Compile every line that includes the word "number".

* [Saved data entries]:
════════════════

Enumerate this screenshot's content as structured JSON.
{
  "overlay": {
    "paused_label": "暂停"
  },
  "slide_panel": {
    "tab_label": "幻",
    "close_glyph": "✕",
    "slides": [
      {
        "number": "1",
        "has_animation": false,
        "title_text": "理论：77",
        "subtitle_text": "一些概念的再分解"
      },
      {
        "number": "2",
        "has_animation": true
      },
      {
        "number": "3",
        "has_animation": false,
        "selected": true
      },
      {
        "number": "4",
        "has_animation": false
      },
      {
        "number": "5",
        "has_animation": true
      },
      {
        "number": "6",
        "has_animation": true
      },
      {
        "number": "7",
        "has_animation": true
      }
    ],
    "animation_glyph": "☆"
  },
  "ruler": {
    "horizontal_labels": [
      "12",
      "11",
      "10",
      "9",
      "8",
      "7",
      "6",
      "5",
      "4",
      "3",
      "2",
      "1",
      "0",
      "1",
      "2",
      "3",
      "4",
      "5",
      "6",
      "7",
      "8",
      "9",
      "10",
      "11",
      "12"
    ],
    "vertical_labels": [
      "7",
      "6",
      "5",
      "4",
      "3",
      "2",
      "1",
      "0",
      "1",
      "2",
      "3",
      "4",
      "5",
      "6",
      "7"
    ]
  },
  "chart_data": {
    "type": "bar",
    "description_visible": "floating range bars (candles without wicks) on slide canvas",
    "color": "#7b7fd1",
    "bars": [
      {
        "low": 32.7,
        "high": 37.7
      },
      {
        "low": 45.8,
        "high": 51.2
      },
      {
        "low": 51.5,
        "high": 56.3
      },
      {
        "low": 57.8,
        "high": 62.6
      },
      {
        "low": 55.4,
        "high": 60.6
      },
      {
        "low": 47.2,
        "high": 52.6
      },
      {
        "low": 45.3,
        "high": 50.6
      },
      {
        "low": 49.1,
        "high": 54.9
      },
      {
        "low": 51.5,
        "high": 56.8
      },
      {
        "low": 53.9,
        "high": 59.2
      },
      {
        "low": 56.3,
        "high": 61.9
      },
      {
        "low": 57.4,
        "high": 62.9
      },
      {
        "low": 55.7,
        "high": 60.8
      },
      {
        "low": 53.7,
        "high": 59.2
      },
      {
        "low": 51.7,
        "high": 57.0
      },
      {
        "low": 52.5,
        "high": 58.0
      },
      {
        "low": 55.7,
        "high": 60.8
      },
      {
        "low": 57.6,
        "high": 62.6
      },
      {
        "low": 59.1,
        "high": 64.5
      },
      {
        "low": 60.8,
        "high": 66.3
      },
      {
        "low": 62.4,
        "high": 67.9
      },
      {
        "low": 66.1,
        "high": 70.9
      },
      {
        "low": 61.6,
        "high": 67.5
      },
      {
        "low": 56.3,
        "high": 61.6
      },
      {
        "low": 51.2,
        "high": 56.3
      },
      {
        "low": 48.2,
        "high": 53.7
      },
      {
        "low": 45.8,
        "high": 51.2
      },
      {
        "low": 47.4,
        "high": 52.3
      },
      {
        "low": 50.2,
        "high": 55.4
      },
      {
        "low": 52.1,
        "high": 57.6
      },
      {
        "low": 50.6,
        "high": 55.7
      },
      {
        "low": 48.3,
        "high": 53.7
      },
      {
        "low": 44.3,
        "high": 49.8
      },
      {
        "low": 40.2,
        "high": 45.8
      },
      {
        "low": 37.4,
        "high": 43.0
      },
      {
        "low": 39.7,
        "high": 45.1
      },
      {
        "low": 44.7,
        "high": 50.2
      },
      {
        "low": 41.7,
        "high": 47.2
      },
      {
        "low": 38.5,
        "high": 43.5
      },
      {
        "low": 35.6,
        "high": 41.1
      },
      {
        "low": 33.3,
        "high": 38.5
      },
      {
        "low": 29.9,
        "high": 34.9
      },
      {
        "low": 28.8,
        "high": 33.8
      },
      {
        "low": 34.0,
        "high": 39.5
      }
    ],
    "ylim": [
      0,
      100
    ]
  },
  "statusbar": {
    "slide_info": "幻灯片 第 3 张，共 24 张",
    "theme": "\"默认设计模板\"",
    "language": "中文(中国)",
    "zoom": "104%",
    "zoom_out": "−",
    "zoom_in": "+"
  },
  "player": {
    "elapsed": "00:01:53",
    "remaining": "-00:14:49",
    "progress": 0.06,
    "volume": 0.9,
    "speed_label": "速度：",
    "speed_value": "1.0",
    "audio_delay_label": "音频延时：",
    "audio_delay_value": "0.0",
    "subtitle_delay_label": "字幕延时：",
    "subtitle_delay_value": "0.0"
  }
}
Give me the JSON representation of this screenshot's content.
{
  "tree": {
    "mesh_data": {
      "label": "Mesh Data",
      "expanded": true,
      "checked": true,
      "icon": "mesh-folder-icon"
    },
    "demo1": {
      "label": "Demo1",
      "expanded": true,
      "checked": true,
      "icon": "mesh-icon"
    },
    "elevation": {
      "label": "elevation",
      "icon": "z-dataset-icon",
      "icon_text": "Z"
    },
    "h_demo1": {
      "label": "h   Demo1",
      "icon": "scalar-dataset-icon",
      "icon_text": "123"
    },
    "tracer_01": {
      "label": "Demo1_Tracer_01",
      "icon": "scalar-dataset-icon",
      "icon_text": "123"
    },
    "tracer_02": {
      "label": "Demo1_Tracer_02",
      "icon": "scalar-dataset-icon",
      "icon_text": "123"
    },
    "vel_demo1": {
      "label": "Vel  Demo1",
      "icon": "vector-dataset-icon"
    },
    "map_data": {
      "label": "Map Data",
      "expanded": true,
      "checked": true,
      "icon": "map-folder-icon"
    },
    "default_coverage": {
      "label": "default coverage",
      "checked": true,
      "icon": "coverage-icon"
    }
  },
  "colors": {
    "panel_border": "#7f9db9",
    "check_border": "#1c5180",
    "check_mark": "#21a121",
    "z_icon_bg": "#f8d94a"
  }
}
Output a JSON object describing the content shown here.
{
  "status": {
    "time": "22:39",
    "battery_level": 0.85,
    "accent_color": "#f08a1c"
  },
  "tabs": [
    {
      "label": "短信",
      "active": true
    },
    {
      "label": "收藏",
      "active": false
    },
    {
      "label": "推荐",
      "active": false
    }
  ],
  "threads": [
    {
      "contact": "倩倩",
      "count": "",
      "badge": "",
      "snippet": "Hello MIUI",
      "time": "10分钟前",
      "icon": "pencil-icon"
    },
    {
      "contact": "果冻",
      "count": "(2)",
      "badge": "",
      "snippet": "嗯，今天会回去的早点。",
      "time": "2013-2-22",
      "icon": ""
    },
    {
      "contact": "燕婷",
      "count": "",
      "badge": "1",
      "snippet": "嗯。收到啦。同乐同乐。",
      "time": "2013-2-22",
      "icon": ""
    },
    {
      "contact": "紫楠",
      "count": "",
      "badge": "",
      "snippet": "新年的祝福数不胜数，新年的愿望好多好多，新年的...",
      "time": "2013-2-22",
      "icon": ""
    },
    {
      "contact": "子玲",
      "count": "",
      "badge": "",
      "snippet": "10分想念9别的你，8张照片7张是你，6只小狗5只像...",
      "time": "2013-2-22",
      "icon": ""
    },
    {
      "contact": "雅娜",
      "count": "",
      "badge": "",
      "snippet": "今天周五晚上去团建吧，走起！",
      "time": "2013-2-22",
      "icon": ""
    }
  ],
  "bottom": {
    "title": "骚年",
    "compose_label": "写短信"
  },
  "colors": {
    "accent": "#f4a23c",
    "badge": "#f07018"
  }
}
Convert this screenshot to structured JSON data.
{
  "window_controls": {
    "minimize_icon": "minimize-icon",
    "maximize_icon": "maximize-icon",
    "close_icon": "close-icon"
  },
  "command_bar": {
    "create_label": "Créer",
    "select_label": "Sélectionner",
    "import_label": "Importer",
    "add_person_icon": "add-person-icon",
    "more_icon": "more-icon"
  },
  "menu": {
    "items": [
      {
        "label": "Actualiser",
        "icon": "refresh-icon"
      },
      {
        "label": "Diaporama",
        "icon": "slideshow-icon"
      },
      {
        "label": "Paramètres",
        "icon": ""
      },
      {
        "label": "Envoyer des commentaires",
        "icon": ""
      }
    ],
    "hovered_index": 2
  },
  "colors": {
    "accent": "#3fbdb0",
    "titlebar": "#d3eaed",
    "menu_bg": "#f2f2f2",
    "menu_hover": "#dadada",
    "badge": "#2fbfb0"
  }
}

════════════════

* [Complete answer]:
        "number": "1",
        "number": "2",
        "number": "3",
        "number": "4",
        "number": "5",
        "number": "6",
        "number": "7",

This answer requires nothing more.